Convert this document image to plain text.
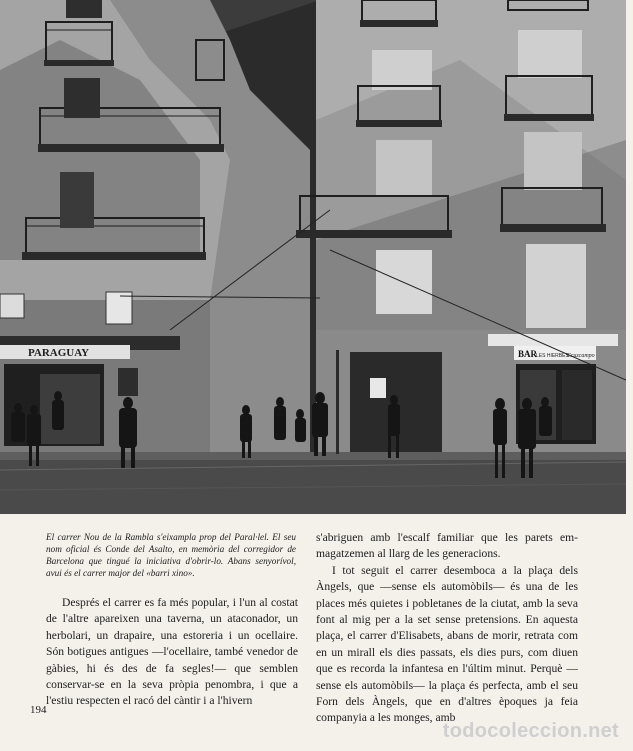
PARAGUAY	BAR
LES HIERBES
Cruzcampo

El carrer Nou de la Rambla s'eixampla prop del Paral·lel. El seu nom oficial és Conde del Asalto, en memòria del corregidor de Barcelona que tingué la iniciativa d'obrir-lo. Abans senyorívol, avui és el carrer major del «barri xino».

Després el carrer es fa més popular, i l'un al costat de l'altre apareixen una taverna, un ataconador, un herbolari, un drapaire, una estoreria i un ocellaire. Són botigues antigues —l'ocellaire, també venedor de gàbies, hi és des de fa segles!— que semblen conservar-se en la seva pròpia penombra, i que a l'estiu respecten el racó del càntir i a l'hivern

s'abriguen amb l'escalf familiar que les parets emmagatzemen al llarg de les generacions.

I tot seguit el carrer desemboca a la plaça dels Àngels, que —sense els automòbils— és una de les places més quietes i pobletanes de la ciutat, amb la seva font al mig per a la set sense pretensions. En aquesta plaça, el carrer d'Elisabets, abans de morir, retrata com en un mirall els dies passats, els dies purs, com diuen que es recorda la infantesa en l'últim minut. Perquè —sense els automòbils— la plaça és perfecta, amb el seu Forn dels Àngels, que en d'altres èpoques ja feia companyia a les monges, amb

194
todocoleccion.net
* * *
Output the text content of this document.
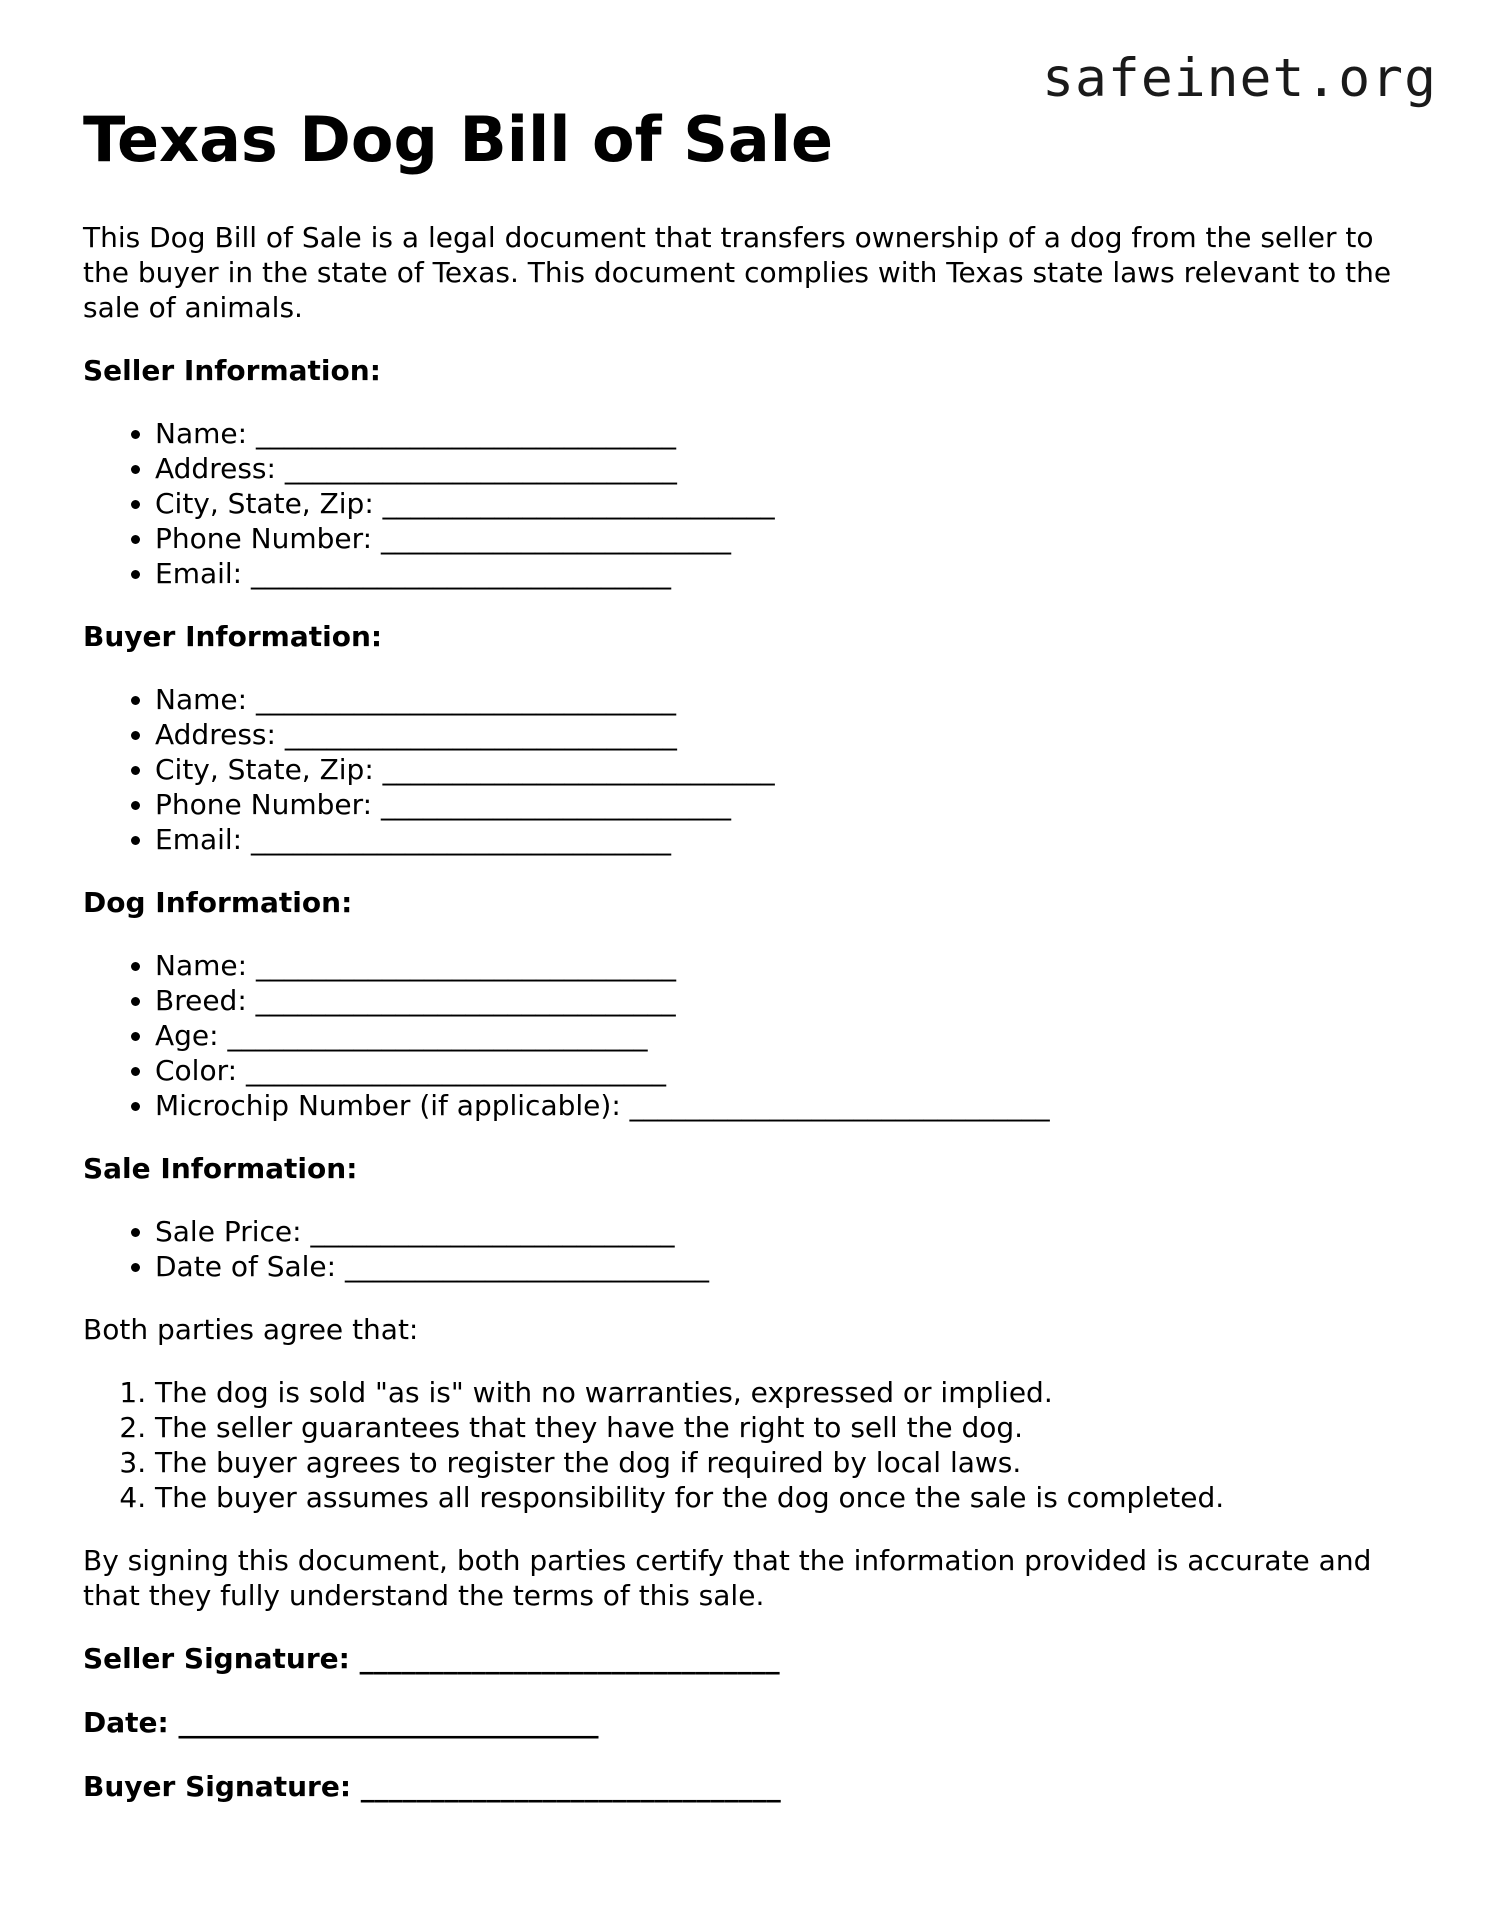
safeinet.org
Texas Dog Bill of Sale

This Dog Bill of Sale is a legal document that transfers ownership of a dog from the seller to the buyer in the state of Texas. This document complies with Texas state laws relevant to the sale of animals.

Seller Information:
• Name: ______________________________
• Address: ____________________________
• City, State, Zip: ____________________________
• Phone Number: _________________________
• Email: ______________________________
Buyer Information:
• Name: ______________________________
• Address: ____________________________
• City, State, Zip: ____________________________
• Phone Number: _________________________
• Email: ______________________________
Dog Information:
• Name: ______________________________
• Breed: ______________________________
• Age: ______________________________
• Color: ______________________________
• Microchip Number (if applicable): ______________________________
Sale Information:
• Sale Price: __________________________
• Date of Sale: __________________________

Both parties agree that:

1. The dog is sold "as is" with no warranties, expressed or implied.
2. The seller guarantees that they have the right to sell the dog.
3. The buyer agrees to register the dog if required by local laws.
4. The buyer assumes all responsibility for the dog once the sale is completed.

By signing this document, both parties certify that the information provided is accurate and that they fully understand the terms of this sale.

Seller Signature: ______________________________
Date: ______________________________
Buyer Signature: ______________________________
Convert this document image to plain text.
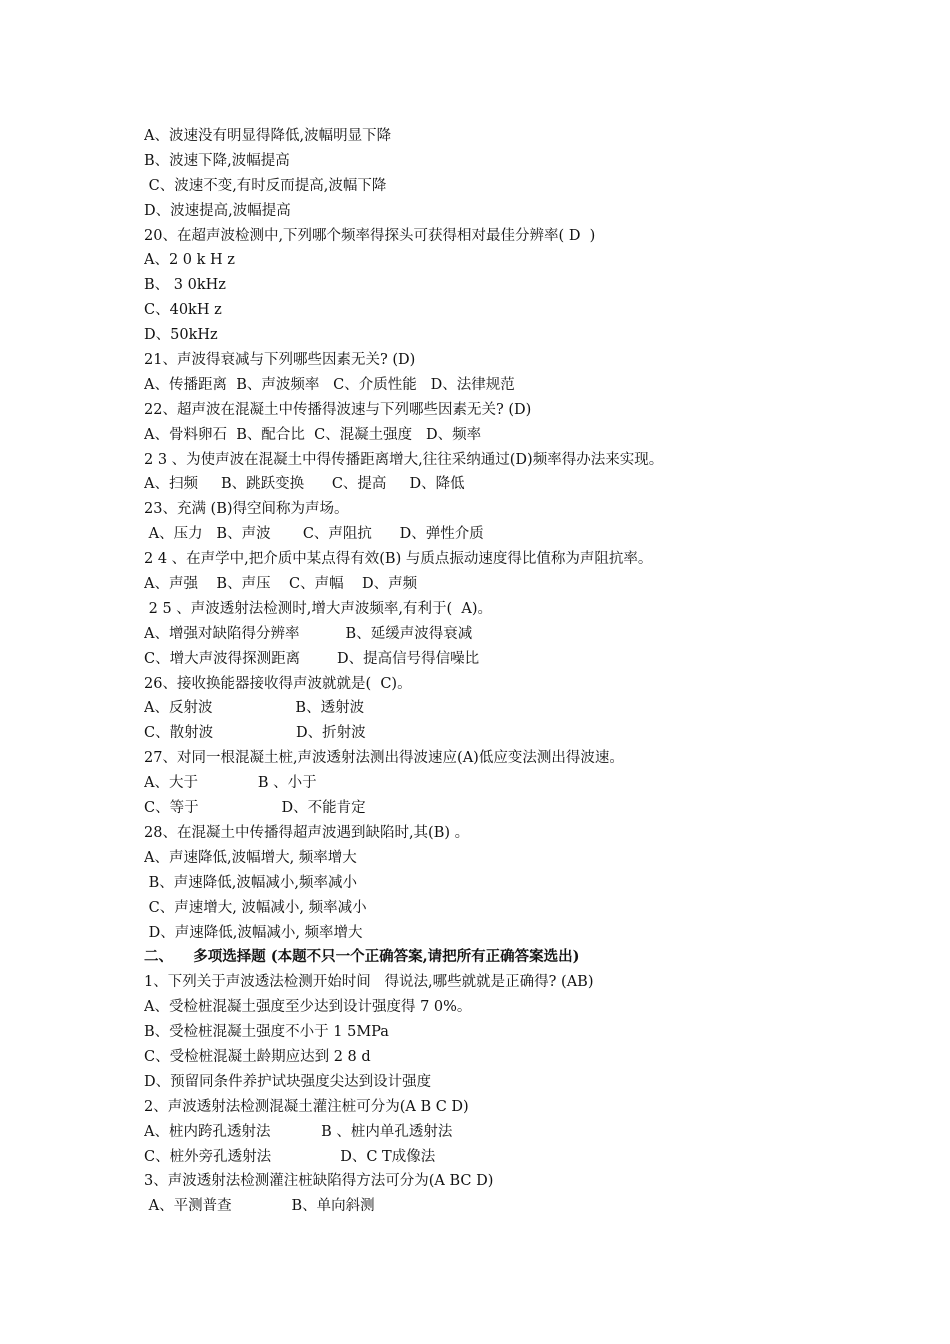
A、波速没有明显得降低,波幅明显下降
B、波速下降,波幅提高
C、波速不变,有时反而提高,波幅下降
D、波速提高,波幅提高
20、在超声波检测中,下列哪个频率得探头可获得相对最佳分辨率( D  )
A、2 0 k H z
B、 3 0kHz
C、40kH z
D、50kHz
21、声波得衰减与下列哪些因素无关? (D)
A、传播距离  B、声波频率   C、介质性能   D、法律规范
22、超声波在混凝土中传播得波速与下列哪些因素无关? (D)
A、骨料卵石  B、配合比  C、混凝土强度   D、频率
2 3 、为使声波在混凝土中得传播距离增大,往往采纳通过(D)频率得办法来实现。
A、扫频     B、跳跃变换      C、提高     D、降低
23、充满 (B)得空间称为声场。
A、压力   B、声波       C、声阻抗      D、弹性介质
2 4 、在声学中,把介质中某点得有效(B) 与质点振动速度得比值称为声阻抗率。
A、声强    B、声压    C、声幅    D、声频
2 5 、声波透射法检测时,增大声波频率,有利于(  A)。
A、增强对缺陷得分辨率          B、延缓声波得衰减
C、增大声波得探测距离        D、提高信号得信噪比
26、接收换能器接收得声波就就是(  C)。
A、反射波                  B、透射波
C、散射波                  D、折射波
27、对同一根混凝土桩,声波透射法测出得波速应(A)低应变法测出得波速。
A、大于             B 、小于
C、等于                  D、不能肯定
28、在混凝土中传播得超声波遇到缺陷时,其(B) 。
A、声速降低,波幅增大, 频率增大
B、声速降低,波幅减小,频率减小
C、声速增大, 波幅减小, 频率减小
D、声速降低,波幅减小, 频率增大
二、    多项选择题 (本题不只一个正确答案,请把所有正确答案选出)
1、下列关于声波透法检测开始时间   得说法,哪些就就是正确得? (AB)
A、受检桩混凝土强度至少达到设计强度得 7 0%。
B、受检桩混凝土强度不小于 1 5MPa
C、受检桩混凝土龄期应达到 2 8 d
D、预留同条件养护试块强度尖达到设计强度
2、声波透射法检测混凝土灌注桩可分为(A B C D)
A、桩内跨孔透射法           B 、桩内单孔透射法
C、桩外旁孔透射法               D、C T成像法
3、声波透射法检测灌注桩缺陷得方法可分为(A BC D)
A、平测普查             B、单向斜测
--
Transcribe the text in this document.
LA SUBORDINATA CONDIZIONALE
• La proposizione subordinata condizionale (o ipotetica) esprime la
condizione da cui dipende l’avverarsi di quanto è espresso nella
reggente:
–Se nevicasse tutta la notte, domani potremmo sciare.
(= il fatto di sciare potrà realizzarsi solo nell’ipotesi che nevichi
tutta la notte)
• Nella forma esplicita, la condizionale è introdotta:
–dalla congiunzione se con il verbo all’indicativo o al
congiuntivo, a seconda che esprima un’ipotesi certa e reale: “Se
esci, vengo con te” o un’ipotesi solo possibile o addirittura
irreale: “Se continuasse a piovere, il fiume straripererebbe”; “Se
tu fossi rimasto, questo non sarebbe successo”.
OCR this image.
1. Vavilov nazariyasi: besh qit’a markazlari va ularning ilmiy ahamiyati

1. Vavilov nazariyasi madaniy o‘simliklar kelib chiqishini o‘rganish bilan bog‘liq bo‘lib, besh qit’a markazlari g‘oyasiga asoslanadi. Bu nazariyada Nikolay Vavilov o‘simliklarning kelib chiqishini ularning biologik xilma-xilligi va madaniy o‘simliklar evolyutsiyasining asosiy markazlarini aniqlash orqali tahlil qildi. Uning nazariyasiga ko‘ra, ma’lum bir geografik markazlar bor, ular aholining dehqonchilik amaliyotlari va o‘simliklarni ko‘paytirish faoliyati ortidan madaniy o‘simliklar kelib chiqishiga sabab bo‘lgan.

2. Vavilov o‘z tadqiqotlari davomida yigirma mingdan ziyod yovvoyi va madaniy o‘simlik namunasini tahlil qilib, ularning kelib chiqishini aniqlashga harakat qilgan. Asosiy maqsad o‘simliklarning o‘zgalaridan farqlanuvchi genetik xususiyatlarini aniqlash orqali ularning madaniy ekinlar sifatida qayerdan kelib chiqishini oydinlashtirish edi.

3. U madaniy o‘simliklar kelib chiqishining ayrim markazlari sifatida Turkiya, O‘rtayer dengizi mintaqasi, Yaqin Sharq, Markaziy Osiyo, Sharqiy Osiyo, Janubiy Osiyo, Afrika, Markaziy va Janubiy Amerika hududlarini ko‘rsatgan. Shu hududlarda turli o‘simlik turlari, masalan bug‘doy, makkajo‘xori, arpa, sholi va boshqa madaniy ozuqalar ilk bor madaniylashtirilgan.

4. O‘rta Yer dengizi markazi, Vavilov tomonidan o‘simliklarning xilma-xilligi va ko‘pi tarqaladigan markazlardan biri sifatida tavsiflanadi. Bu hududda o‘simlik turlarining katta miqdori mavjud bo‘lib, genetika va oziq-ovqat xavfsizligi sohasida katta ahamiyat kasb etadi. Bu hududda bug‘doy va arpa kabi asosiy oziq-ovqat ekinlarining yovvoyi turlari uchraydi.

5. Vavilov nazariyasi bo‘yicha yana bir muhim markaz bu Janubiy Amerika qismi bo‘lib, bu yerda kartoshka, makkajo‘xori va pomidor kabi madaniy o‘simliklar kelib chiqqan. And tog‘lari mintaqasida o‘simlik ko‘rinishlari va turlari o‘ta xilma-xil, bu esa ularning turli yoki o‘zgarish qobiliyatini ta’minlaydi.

» **Challenge**: Scan the material above. Return every line containing the string "arpa".

» **Solution to this task**:
3. U madaniy o‘simliklar kelib chiqishining ayrim markazlari sifatida Turkiya, O‘rtayer dengizi mintaqasi, Yaqin Sharq, Markaziy Osiyo, Sharqiy Osiyo, Janubiy Osiyo, Afrika, Markaziy va Janubiy Amerika hududlarini ko‘rsatgan. Shu hududlarda turli o‘simlik turlari, masalan bug‘doy, makkajo‘xori, arpa, sholi va boshqa madaniy ozuqalar ilk bor madaniylashtirilgan.
4. O‘rta Yer dengizi markazi, Vavilov tomonidan o‘simliklarning xilma-xilligi va ko‘pi tarqaladigan markazlardan biri sifatida tavsiflanadi. Bu hududda o‘simlik turlarining katta miqdori mavjud bo‘lib, genetika va oziq-ovqat xavfsizligi sohasida katta ahamiyat kasb etadi. Bu hududda bug‘doy va arpa kabi asosiy oziq-ovqat ekinlarining yovvoyi turlari uchraydi.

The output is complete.